## begin Data to use
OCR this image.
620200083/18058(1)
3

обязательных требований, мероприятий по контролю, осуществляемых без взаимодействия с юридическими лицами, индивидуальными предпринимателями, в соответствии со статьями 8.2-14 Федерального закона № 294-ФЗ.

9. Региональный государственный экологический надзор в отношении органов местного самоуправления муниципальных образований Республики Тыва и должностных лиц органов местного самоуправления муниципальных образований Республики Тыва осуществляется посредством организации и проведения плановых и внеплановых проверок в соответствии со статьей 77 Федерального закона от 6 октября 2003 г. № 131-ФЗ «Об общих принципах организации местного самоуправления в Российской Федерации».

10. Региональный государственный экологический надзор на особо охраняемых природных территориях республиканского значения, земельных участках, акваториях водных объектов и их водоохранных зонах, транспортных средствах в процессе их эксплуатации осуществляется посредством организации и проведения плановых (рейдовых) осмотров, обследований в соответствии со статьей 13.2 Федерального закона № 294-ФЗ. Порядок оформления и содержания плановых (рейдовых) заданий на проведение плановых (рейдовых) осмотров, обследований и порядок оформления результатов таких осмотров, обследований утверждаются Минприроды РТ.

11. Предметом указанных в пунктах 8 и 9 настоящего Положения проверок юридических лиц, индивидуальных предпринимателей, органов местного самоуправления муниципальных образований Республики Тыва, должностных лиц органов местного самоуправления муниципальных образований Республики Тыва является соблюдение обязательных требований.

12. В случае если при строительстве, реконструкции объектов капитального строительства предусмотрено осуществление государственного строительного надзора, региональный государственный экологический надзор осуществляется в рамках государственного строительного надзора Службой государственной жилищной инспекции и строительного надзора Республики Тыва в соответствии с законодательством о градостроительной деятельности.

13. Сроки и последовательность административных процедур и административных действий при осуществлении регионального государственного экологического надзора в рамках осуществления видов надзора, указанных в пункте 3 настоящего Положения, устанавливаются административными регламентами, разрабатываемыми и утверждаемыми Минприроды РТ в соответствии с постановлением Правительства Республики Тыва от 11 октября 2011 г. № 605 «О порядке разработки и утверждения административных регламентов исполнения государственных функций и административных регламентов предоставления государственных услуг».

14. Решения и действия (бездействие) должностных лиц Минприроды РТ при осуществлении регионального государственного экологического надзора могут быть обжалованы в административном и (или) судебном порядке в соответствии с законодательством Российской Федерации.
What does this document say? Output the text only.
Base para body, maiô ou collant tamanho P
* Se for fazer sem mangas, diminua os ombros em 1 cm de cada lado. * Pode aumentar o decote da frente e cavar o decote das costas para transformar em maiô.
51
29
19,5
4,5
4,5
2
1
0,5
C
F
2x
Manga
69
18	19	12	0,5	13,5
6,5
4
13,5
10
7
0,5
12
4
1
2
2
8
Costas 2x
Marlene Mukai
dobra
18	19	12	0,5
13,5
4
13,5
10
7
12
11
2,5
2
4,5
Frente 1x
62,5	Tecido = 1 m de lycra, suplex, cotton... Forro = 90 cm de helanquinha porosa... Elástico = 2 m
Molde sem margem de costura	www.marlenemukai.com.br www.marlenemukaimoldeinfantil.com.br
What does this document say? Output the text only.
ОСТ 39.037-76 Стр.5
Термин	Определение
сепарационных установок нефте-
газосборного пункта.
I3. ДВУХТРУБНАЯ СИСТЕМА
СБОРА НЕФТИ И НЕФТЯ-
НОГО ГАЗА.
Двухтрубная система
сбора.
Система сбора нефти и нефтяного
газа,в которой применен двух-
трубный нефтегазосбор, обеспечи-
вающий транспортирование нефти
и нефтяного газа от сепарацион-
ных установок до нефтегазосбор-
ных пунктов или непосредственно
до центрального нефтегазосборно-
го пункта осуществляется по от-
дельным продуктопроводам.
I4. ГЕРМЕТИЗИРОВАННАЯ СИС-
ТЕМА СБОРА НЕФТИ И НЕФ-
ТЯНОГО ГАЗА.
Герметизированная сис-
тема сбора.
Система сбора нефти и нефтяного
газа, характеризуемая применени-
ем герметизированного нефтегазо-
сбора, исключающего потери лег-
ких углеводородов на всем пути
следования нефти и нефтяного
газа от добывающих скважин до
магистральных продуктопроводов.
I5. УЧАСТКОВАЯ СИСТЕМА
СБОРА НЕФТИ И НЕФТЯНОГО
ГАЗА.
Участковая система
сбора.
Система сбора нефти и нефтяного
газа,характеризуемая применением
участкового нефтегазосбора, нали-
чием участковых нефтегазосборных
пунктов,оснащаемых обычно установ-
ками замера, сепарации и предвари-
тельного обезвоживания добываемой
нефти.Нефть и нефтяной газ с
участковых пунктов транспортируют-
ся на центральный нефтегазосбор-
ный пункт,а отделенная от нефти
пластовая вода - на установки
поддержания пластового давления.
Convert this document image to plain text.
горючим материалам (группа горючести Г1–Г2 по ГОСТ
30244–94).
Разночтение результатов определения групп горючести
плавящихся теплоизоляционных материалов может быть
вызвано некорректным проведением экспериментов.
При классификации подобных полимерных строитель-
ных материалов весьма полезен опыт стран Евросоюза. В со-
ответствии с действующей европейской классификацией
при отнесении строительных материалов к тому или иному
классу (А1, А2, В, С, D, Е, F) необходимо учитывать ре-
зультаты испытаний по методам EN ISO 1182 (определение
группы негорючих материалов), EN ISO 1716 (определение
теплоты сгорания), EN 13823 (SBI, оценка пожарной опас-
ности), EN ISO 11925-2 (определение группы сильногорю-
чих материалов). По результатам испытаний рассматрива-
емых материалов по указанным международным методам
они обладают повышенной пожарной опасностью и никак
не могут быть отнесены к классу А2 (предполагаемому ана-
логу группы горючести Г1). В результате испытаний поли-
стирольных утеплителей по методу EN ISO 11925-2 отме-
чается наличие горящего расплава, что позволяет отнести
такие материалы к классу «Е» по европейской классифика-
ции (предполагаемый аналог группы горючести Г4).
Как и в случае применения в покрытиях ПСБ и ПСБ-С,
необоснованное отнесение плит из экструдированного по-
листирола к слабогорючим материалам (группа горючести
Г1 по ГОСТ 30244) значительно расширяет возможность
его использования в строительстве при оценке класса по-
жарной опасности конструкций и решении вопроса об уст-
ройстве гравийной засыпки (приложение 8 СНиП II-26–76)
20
## end Data to use
▶ Set problem:
From the entries above, extract every line where the word "методам" appears.

▶ Full output:
зультаты испытаний по методам EN ISO 1182 (определение
емых материалов по указанным международным методам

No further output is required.